Given exercise
Gather every line in the records below that contains the word "Environment".

## Begin Records shown

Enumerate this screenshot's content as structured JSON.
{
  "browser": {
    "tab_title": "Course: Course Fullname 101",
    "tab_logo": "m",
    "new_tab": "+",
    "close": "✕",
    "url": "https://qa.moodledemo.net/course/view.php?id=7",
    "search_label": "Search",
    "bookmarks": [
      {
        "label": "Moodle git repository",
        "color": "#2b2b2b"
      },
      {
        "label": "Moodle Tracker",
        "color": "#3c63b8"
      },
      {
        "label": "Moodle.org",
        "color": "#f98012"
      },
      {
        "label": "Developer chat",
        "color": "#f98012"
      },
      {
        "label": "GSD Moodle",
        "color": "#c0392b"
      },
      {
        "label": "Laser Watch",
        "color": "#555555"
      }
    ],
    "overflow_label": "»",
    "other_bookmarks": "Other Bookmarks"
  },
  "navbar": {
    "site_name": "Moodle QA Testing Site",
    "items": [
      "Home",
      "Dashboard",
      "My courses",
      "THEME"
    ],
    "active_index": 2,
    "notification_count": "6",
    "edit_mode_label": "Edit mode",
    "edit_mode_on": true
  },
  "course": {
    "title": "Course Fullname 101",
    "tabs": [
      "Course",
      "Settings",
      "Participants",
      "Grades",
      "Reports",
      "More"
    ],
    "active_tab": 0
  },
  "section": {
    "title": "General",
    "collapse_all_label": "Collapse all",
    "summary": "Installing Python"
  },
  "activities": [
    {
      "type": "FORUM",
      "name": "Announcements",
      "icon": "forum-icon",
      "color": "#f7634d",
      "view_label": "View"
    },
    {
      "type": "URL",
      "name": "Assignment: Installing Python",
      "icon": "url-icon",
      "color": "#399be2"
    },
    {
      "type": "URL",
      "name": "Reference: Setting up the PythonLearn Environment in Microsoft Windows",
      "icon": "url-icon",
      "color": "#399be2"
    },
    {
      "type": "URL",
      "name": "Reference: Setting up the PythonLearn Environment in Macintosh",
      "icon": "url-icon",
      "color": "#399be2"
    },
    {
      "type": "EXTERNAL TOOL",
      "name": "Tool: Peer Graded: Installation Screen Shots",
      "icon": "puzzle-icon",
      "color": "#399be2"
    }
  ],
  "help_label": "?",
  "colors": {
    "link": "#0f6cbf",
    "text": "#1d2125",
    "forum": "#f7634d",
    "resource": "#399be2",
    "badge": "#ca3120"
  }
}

## End Records shown

Written response
      "name": "Reference: Setting up the PythonLearn Environment in Microsoft Windows",
      "name": "Reference: Setting up the PythonLearn Environment in Macintosh",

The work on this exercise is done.